Stated exercise >> Quote the full listing word for word.
---------- Extracted entries ----------
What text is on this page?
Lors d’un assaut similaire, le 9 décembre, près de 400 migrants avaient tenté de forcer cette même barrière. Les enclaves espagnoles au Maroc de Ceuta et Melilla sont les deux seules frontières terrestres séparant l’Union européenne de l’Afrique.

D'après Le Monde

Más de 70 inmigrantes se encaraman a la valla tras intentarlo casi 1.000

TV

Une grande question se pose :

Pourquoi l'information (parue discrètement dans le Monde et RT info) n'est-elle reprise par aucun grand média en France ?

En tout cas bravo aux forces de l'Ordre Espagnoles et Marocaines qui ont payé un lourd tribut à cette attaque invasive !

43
----------
Output below >>
What text is on this page?
Lors d’un assaut similaire, le 9 décembre, près de 400 migrants avaient tenté de forcer cette même barrière. Les enclaves espagnoles au Maroc de Ceuta et Melilla sont les deux seules frontières terrestres séparant l’Union européenne de l’Afrique.

D'après Le Monde

Más de 70 inmigrantes se encaraman a la valla tras intentarlo casi 1.000

TV

Une grande question se pose :

Pourquoi l'information (parue discrètement dans le Monde et RT info) n'est-elle reprise par aucun grand média en France ?

En tout cas bravo aux forces de l'Ordre Espagnoles et Marocaines qui ont payé un lourd tribut à cette attaque invasive !

43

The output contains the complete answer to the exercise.